Write out the full set of records below exactly.
## BEGIN DATA FOR THE TASK
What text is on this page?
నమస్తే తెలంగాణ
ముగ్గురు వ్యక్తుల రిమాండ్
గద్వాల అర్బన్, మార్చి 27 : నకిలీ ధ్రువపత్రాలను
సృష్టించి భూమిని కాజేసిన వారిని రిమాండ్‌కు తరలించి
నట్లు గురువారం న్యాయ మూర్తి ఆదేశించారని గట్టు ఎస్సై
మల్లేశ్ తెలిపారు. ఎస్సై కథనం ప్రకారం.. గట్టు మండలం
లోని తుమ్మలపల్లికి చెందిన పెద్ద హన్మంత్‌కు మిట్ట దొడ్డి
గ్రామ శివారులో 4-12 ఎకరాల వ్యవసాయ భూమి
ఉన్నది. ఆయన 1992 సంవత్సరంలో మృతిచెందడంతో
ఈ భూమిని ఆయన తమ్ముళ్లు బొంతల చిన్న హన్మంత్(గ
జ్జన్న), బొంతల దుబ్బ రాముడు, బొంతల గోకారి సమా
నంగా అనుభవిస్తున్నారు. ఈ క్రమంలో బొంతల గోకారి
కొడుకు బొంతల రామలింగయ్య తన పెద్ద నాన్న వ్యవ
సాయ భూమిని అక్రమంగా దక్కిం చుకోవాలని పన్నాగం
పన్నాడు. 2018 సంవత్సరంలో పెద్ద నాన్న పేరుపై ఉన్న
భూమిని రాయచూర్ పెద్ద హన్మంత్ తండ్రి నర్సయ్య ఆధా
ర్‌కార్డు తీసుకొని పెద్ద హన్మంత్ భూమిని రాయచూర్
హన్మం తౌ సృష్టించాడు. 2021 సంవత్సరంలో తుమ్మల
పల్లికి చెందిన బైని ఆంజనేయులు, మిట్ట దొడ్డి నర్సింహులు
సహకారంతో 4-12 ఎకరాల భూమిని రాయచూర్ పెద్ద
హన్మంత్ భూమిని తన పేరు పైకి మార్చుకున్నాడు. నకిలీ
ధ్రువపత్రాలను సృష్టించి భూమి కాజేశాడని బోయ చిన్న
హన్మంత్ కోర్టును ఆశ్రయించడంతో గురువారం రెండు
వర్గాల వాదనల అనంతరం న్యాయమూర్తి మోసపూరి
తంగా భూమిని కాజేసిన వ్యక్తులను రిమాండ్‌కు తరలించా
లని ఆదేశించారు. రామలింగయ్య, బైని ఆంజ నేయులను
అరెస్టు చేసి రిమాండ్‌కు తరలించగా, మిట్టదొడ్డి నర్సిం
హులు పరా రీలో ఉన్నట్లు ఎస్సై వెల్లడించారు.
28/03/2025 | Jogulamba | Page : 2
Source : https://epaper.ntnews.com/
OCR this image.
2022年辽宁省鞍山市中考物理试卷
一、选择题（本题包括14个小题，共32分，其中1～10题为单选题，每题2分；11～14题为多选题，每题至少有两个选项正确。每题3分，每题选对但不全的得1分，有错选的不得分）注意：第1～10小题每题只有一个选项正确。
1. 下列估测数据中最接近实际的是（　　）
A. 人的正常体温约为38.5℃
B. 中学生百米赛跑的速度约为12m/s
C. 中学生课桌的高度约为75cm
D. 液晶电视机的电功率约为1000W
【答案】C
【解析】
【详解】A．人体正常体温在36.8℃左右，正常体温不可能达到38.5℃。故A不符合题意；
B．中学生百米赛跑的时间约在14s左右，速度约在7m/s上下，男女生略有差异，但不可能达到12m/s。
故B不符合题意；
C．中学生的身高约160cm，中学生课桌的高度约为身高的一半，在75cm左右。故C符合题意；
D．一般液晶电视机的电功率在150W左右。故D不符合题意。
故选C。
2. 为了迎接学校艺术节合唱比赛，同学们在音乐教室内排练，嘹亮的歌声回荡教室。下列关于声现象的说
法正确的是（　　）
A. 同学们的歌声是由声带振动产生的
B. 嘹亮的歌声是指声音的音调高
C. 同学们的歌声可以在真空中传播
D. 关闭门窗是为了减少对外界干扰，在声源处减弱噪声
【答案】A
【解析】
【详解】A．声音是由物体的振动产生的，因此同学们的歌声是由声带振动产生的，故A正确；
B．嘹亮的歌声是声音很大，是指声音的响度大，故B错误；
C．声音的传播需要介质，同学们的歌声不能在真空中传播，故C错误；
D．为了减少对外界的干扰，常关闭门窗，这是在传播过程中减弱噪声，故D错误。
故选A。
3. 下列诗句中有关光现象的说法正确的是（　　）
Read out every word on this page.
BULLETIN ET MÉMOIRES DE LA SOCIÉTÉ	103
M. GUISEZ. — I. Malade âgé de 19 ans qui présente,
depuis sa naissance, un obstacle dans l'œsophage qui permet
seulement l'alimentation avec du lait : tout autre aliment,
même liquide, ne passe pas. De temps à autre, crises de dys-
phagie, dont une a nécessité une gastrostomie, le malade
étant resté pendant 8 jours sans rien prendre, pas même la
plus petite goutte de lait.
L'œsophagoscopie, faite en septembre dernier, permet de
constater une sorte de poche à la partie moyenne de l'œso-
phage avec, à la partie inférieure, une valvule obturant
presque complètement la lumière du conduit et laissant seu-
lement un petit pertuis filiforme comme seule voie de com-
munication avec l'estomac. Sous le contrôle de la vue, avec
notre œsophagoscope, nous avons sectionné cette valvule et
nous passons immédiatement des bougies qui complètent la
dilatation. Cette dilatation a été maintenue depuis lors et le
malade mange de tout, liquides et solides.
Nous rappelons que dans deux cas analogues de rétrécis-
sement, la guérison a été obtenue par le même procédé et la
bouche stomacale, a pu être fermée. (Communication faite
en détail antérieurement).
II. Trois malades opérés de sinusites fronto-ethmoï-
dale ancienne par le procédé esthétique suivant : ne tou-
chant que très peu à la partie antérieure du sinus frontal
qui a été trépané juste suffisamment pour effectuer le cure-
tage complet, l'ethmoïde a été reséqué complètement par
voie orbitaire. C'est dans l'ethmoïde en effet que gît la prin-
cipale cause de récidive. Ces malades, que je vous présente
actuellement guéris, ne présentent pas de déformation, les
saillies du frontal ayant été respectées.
## END DATA FOR THE TASK
§ **TASK RESPONSE**
What text is on this page?
నమస్తే తెలంగాణ
ముగ్గురు వ్యక్తుల రిమాండ్
గద్వాల అర్బన్, మార్చి 27 : నకిలీ ధ్రువపత్రాలను
సృష్టించి భూమిని కాజేసిన వారిని రిమాండ్‌కు తరలించి
నట్లు గురువారం న్యాయ మూర్తి ఆదేశించారని గట్టు ఎస్సై
మల్లేశ్ తెలిపారు. ఎస్సై కథనం ప్రకారం.. గట్టు మండలం
లోని తుమ్మలపల్లికి చెందిన పెద్ద హన్మంత్‌కు మిట్ట దొడ్డి
గ్రామ శివారులో 4-12 ఎకరాల వ్యవసాయ భూమి
ఉన్నది. ఆయన 1992 సంవత్సరంలో మృతిచెందడంతో
ఈ భూమిని ఆయన తమ్ముళ్లు బొంతల చిన్న హన్మంత్(గ
జ్జన్న), బొంతల దుబ్బ రాముడు, బొంతల గోకారి సమా
నంగా అనుభవిస్తున్నారు. ఈ క్రమంలో బొంతల గోకారి
కొడుకు బొంతల రామలింగయ్య తన పెద్ద నాన్న వ్యవ
సాయ భూమిని అక్రమంగా దక్కిం చుకోవాలని పన్నాగం
పన్నాడు. 2018 సంవత్సరంలో పెద్ద నాన్న పేరుపై ఉన్న
భూమిని రాయచూర్ పెద్ద హన్మంత్ తండ్రి నర్సయ్య ఆధా
ర్‌కార్డు తీసుకొని పెద్ద హన్మంత్ భూమిని రాయచూర్
హన్మం తౌ సృష్టించాడు. 2021 సంవత్సరంలో తుమ్మల
పల్లికి చెందిన బైని ఆంజనేయులు, మిట్ట దొడ్డి నర్సింహులు
సహకారంతో 4-12 ఎకరాల భూమిని రాయచూర్ పెద్ద
హన్మంత్ భూమిని తన పేరు పైకి మార్చుకున్నాడు. నకిలీ
ధ్రువపత్రాలను సృష్టించి భూమి కాజేశాడని బోయ చిన్న
హన్మంత్ కోర్టును ఆశ్రయించడంతో గురువారం రెండు
వర్గాల వాదనల అనంతరం న్యాయమూర్తి మోసపూరి
తంగా భూమిని కాజేసిన వ్యక్తులను రిమాండ్‌కు తరలించా
లని ఆదేశించారు. రామలింగయ్య, బైని ఆంజ నేయులను
అరెస్టు చేసి రిమాండ్‌కు తరలించగా, మిట్టదొడ్డి నర్సిం
హులు పరా రీలో ఉన్నట్లు ఎస్సై వెల్లడించారు.
28/03/2025 | Jogulamba | Page : 2
Source : https://epaper.ntnews.com/
OCR this image.
2022年辽宁省鞍山市中考物理试卷
一、选择题（本题包括14个小题，共32分，其中1～10题为单选题，每题2分；11～14题为多选题，每题至少有两个选项正确。每题3分，每题选对但不全的得1分，有错选的不得分）注意：第1～10小题每题只有一个选项正确。
1. 下列估测数据中最接近实际的是（　　）
A. 人的正常体温约为38.5℃
B. 中学生百米赛跑的速度约为12m/s
C. 中学生课桌的高度约为75cm
D. 液晶电视机的电功率约为1000W
【答案】C
【解析】
【详解】A．人体正常体温在36.8℃左右，正常体温不可能达到38.5℃。故A不符合题意；
B．中学生百米赛跑的时间约在14s左右，速度约在7m/s上下，男女生略有差异，但不可能达到12m/s。
故B不符合题意；
C．中学生的身高约160cm，中学生课桌的高度约为身高的一半，在75cm左右。故C符合题意；
D．一般液晶电视机的电功率在150W左右。故D不符合题意。
故选C。
2. 为了迎接学校艺术节合唱比赛，同学们在音乐教室内排练，嘹亮的歌声回荡教室。下列关于声现象的说
法正确的是（　　）
A. 同学们的歌声是由声带振动产生的
B. 嘹亮的歌声是指声音的音调高
C. 同学们的歌声可以在真空中传播
D. 关闭门窗是为了减少对外界干扰，在声源处减弱噪声
【答案】A
【解析】
【详解】A．声音是由物体的振动产生的，因此同学们的歌声是由声带振动产生的，故A正确；
B．嘹亮的歌声是声音很大，是指声音的响度大，故B错误；
C．声音的传播需要介质，同学们的歌声不能在真空中传播，故C错误；
D．为了减少对外界的干扰，常关闭门窗，这是在传播过程中减弱噪声，故D错误。
故选A。
3. 下列诗句中有关光现象的说法正确的是（　　）
Read out every word on this page.
BULLETIN ET MÉMOIRES DE LA SOCIÉTÉ	103
M. GUISEZ. — I. Malade âgé de 19 ans qui présente,
depuis sa naissance, un obstacle dans l'œsophage qui permet
seulement l'alimentation avec du lait : tout autre aliment,
même liquide, ne passe pas. De temps à autre, crises de dys-
phagie, dont une a nécessité une gastrostomie, le malade
étant resté pendant 8 jours sans rien prendre, pas même la
plus petite goutte de lait.
L'œsophagoscopie, faite en septembre dernier, permet de
constater une sorte de poche à la partie moyenne de l'œso-
phage avec, à la partie inférieure, une valvule obturant
presque complètement la lumière du conduit et laissant seu-
lement un petit pertuis filiforme comme seule voie de com-
munication avec l'estomac. Sous le contrôle de la vue, avec
notre œsophagoscope, nous avons sectionné cette valvule et
nous passons immédiatement des bougies qui complètent la
dilatation. Cette dilatation a été maintenue depuis lors et le
malade mange de tout, liquides et solides.
Nous rappelons que dans deux cas analogues de rétrécis-
sement, la guérison a été obtenue par le même procédé et la
bouche stomacale, a pu être fermée. (Communication faite
en détail antérieurement).
II. Trois malades opérés de sinusites fronto-ethmoï-
dale ancienne par le procédé esthétique suivant : ne tou-
chant que très peu à la partie antérieure du sinus frontal
qui a été trépané juste suffisamment pour effectuer le cure-
tage complet, l'ethmoïde a été reséqué complètement par
voie orbitaire. C'est dans l'ethmoïde en effet que gît la prin-
cipale cause de récidive. Ces malades, que je vous présente
actuellement guéris, ne présentent pas de déformation, les
saillies du frontal ayant été respectées.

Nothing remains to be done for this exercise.